Problem statement:
Copy each line that contains the string "thanh".

Items from a data source:
+ + + + + + +
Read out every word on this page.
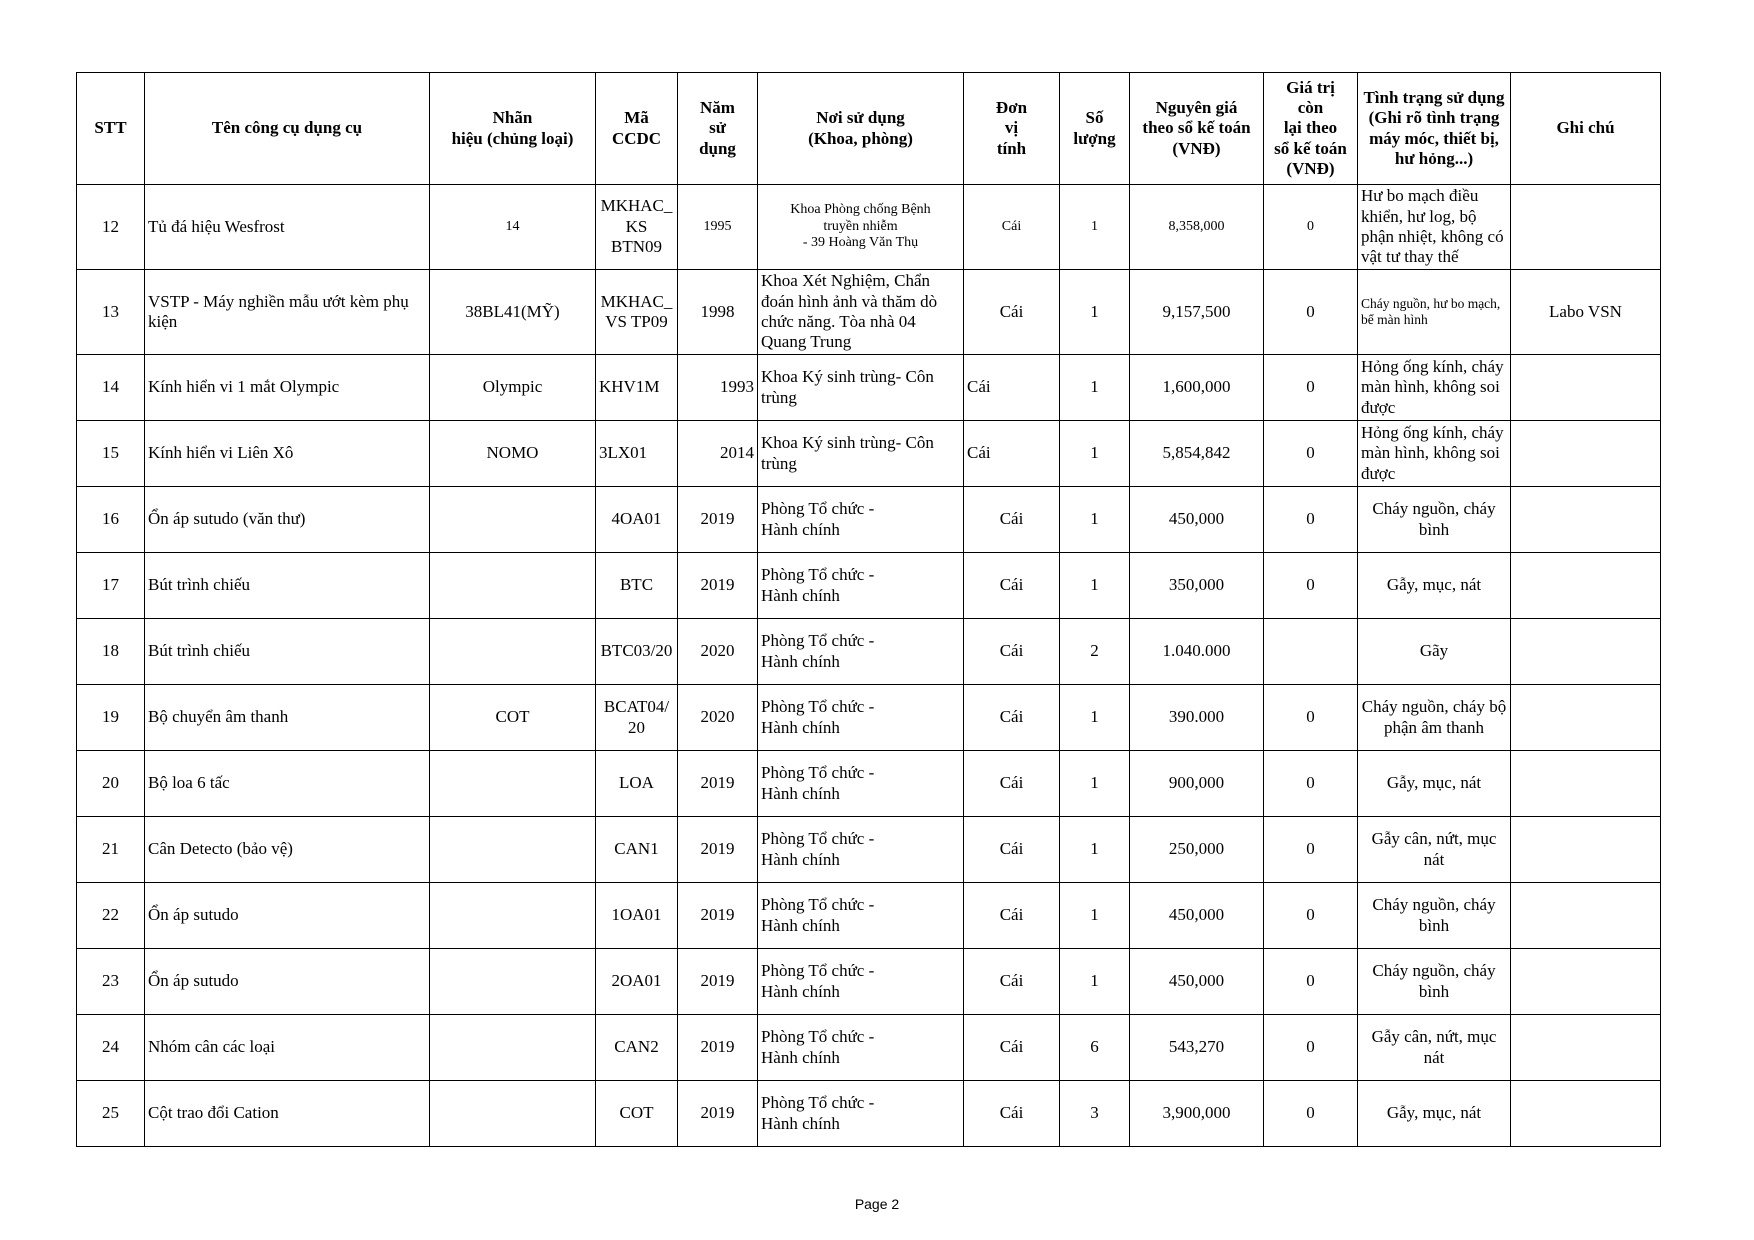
STT	Tên công cụ dụng cụ	Nhãn
hiệu (chủng loại)	Mã
CCDC	Năm
sử
dụng	Nơi sử dụng
(Khoa, phòng)	Đơn
vị
tính	Số
lượng	Nguyên giá
theo sổ kế toán
(VNĐ)	Giá trị
còn
lại theo
sổ kế toán
(VNĐ)	Tình trạng sử dụng
(Ghi rõ tình trạng
máy móc, thiết bị,
hư hỏng...)	Ghi chú
12	Tủ đá hiệu Wesfrost	14	MKHAC_
KS BTN09	1995	Khoa Phòng chống Bệnh
truyền nhiễm
- 39 Hoàng Văn Thụ	Cái	1	8,358,000	0	Hư bo mạch điều khiển, hư log, bộ phận nhiệt, không có vật tư thay thế	
13	VSTP - Máy nghiền mẫu ướt kèm phụ kiện	38BL41(MỸ)	MKHAC_
VS TP09	1998	Khoa Xét Nghiệm, Chẩn đoán hình ảnh và thăm dò chức năng. Tòa nhà 04 Quang Trung	Cái	1	9,157,500	0	Cháy nguồn, hư bo mạch, bể màn hình	Labo VSN
14	Kính hiển vi 1 mắt Olympic	Olympic	KHV1M	1993	Khoa Ký sinh trùng- Côn trùng	Cái	1	1,600,000	0	Hỏng ống kính, cháy màn hình, không soi được	
15	Kính hiển vi Liên Xô	NOMO	3LX01	2014	Khoa Ký sinh trùng- Côn trùng	Cái	1	5,854,842	0	Hỏng ống kính, cháy màn hình, không soi được	
16	Ổn áp sutudo (văn thư)		4OA01	2019	Phòng Tổ chức -
Hành chính	Cái	1	450,000	0	Cháy nguồn, cháy bình	
17	Bút trình chiếu		BTC	2019	Phòng Tổ chức -
Hành chính	Cái	1	350,000	0	Gẫy, mục, nát	
18	Bút trình chiếu		BTC03/20	2020	Phòng Tổ chức -
Hành chính	Cái	2	1.040.000		Gãy	
19	Bộ chuyển âm thanh	COT	BCAT04/
20	2020	Phòng Tổ chức -
Hành chính	Cái	1	390.000	0	Cháy nguồn, cháy bộ phận âm thanh	
20	Bộ loa 6 tấc		LOA	2019	Phòng Tổ chức -
Hành chính	Cái	1	900,000	0	Gẫy, mục, nát	
21	Cân Detecto (bảo vệ)		CAN1	2019	Phòng Tổ chức -
Hành chính	Cái	1	250,000	0	Gẫy cân, nứt, mục nát	
22	Ổn áp sutudo		1OA01	2019	Phòng Tổ chức -
Hành chính	Cái	1	450,000	0	Cháy nguồn, cháy bình	
23	Ổn áp sutudo		2OA01	2019	Phòng Tổ chức -
Hành chính	Cái	1	450,000	0	Cháy nguồn, cháy bình	
24	Nhóm cân các loại		CAN2	2019	Phòng Tổ chức -
Hành chính	Cái	6	543,270	0	Gẫy cân, nứt, mục nát	
25	Cột trao đổi Cation		COT	2019	Phòng Tổ chức -
Hành chính	Cái	3	3,900,000	0	Gẫy, mục, nát	
Page 2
+ + + + + + +
Solution below:
19	Bộ chuyển âm thanh	COT	BCAT04/
Hành chính	Cái	1	390.000	0	Cháy nguồn, cháy bộ phận âm thanh	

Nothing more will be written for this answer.